Stored items

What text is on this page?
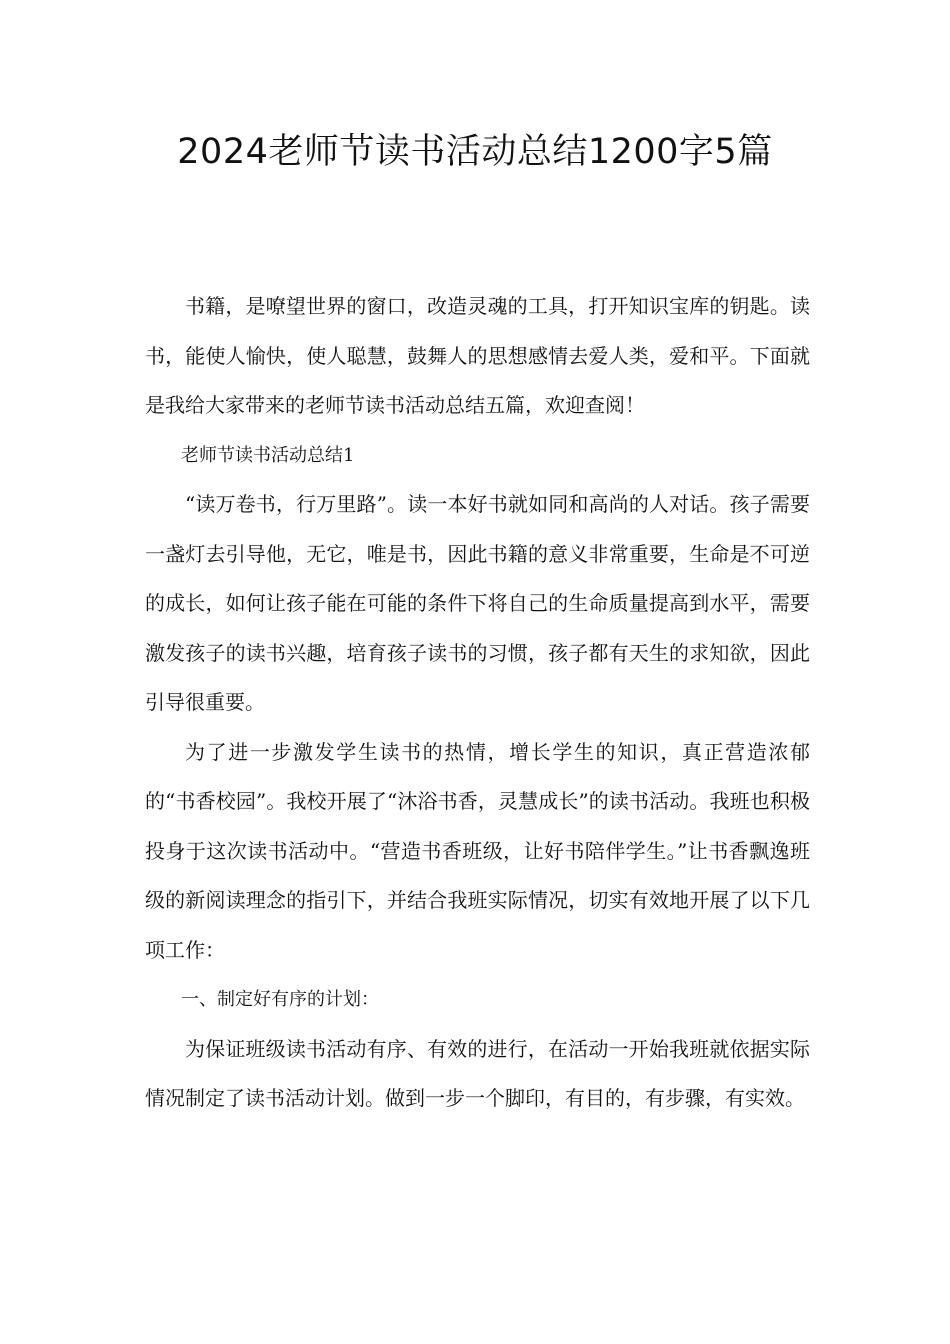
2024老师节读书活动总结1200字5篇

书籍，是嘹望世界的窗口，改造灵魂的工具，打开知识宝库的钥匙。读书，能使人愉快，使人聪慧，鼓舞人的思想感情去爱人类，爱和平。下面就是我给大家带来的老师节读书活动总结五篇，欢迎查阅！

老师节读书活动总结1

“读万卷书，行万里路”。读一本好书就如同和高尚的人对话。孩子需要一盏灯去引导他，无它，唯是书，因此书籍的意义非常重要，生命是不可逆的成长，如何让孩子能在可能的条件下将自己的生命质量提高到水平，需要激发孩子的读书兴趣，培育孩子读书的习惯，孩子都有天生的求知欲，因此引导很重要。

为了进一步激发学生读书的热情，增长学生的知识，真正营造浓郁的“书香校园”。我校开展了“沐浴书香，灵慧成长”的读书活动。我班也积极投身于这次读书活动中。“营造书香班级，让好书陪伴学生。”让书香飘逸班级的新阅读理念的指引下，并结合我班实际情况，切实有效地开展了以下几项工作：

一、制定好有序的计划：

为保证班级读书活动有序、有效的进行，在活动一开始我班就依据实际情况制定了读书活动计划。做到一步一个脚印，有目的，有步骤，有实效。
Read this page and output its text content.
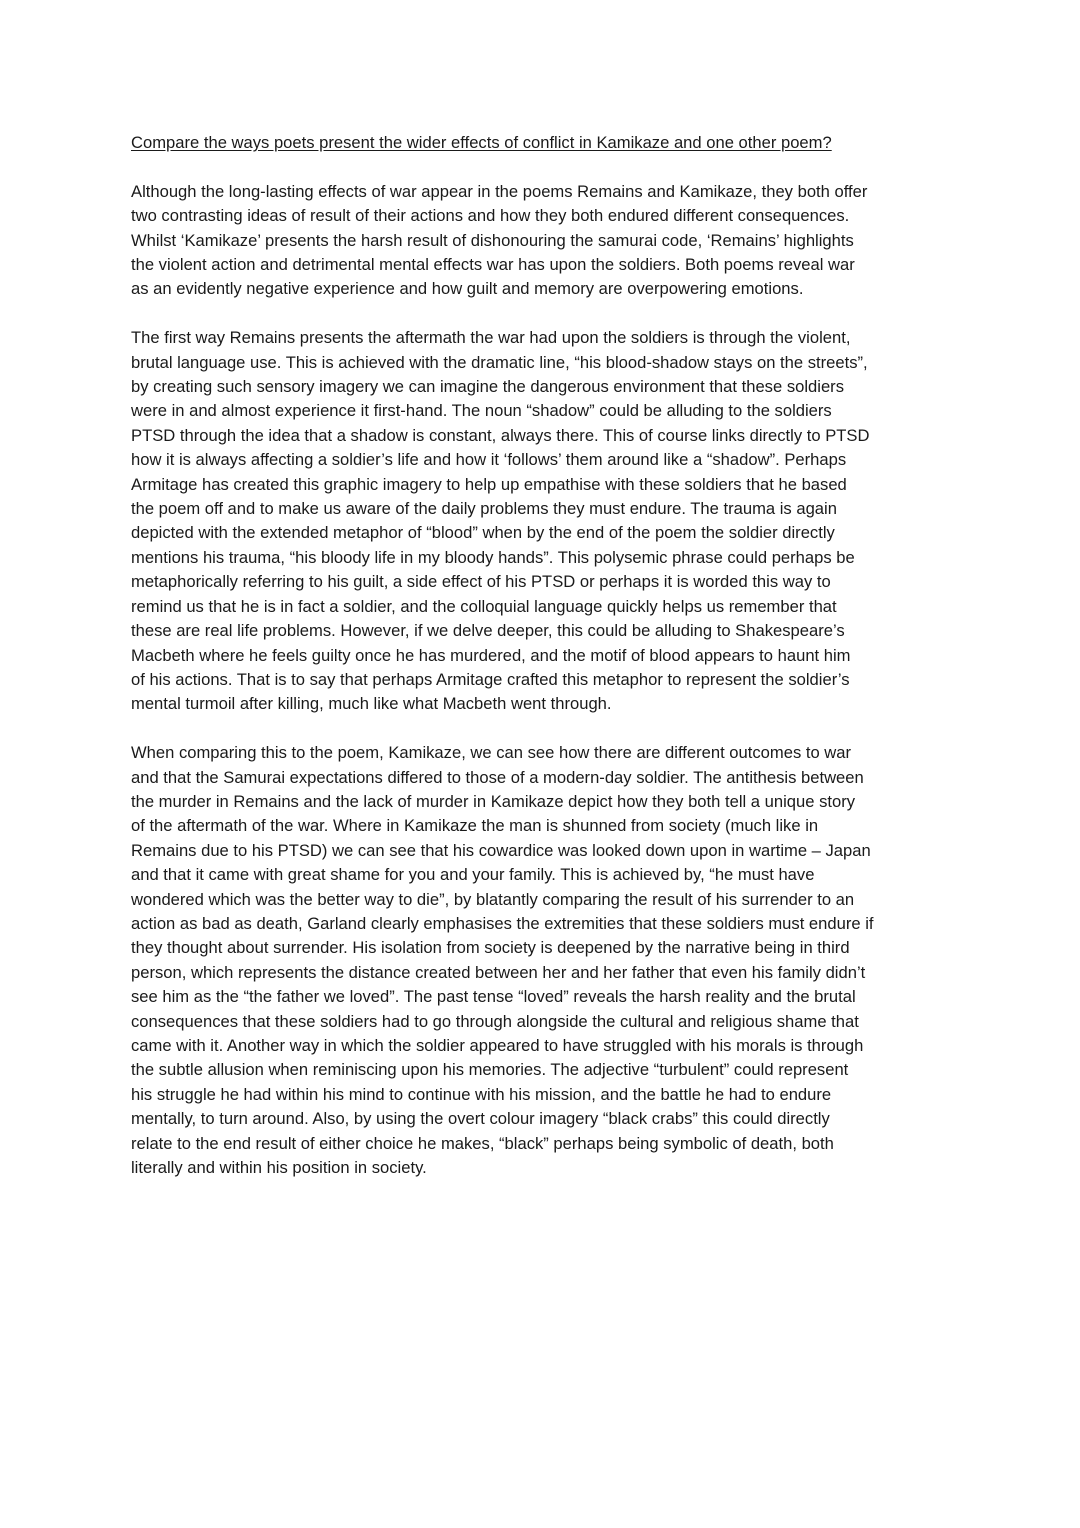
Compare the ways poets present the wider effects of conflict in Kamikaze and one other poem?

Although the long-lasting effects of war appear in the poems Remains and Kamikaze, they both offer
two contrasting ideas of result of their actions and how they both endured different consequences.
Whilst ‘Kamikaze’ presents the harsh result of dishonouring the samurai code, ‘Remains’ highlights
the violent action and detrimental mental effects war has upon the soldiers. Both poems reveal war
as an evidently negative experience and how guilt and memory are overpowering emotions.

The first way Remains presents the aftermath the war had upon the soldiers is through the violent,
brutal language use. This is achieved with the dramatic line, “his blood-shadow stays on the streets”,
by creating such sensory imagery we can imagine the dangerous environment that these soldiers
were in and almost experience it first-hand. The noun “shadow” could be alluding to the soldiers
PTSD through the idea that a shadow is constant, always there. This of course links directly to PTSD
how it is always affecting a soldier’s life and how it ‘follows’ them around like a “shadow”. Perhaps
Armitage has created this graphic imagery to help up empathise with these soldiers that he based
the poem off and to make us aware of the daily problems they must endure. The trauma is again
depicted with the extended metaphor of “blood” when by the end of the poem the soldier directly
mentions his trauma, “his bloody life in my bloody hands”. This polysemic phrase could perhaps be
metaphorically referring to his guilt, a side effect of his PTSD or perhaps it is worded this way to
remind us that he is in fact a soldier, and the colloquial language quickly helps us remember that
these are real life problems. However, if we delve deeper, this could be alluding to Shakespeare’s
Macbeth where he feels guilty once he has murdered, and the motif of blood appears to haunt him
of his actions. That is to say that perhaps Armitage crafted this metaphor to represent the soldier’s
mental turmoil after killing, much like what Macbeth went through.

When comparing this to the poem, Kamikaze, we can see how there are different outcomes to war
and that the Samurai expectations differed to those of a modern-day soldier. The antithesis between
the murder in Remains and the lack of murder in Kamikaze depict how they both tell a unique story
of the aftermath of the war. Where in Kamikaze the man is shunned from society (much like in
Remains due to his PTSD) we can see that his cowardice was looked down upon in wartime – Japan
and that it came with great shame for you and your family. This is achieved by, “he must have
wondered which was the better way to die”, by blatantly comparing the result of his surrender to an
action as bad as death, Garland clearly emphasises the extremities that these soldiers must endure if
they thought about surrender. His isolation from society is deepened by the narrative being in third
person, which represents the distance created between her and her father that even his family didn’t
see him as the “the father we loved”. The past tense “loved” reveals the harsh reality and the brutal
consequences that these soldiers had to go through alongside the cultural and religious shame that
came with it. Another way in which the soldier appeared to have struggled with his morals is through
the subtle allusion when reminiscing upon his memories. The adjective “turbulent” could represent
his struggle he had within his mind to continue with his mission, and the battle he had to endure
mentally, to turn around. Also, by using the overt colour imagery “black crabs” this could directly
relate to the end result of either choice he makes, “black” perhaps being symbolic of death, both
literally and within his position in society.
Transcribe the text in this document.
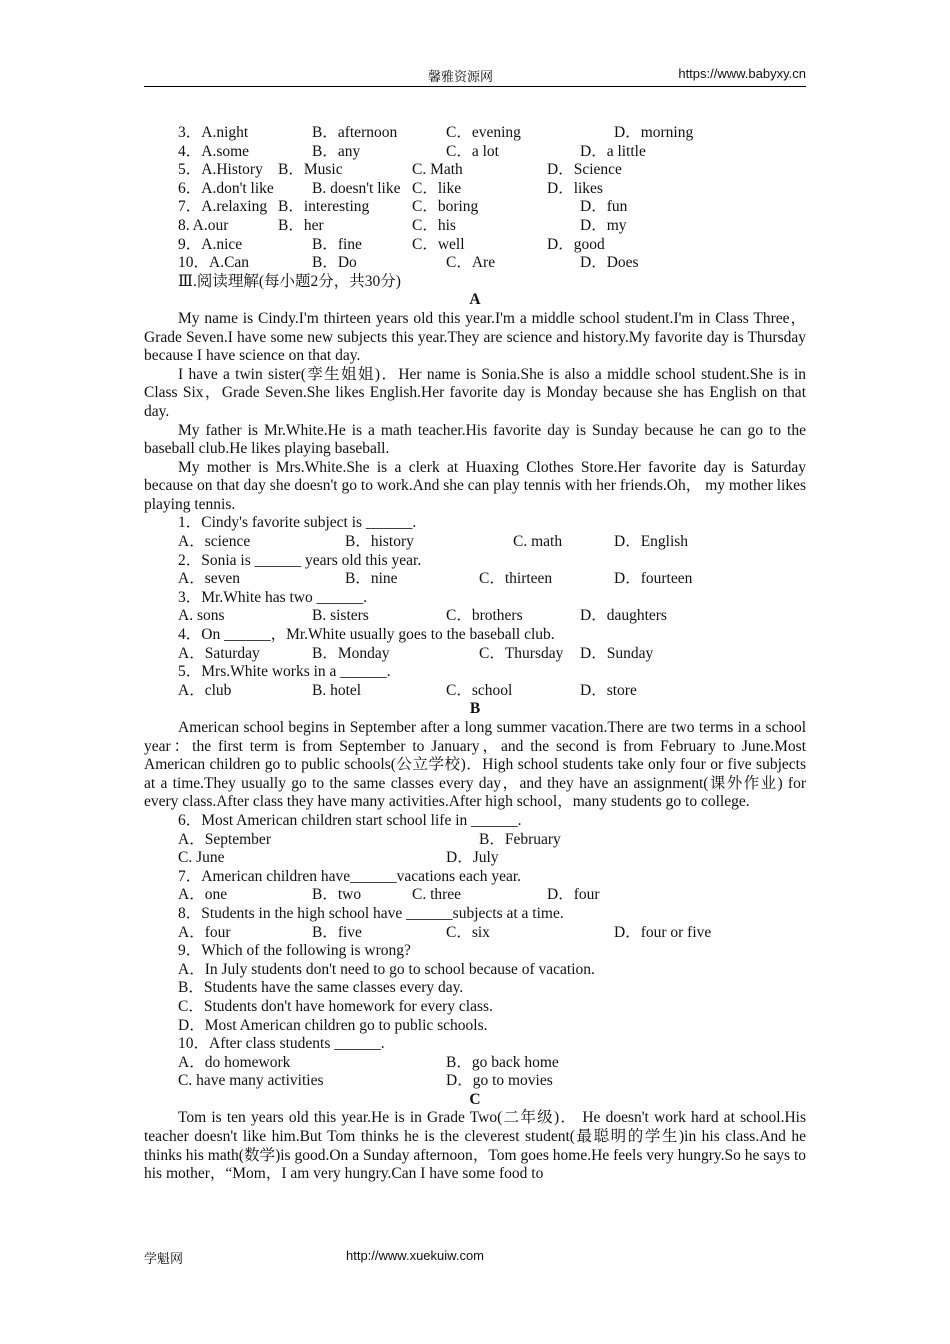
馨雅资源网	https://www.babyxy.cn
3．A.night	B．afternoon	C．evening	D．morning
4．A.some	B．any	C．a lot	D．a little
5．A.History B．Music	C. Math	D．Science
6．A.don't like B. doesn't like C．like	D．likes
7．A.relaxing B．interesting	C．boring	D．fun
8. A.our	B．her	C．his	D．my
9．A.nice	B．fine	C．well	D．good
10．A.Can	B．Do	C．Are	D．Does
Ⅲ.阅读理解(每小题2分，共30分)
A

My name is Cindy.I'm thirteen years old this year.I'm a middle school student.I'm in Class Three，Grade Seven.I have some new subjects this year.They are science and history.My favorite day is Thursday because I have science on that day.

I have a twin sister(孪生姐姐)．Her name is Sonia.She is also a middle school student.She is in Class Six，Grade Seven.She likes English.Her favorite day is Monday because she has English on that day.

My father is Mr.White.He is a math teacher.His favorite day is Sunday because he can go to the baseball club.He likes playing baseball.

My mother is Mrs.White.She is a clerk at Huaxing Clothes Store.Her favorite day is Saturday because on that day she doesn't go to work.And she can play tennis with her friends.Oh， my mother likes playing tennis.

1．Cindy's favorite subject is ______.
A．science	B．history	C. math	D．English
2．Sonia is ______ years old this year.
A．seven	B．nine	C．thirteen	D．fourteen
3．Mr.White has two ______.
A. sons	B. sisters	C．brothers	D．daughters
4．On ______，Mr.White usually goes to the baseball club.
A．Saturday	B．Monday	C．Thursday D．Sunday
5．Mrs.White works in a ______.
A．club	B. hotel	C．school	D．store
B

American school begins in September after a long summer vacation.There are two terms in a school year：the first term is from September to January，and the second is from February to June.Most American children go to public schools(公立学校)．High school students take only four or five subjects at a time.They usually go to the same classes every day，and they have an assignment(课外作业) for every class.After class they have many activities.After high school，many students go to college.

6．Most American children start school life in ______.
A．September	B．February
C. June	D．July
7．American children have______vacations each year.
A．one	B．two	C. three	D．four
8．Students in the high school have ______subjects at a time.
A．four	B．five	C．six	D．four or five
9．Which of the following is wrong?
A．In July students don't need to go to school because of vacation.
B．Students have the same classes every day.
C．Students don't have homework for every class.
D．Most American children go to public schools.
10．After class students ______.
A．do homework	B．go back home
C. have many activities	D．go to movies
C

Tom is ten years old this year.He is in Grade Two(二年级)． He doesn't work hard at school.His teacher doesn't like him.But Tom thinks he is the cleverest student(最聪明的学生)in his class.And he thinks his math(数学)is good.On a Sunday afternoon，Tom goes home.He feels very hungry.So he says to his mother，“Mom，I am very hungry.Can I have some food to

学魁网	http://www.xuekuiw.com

### Exercise
Gather each line in the data that holds the string "some".

### Written response
4．A.some	B．any	C．a lot	D．a little
My name is Cindy.I'm thirteen years old this year.I'm a middle school student.I'm in Class Three，Grade Seven.I have some new subjects this year.They are science and history.My favorite day is Thursday because I have science on that day.
Tom is ten years old this year.He is in Grade Two(二年级)． He doesn't work hard at school.His teacher doesn't like him.But Tom thinks he is the cleverest student(最聪明的学生)in his class.And he thinks his math(数学)is good.On a Sunday afternoon，Tom goes home.He feels very hungry.So he says to his mother，“Mom，I am very hungry.Can I have some food to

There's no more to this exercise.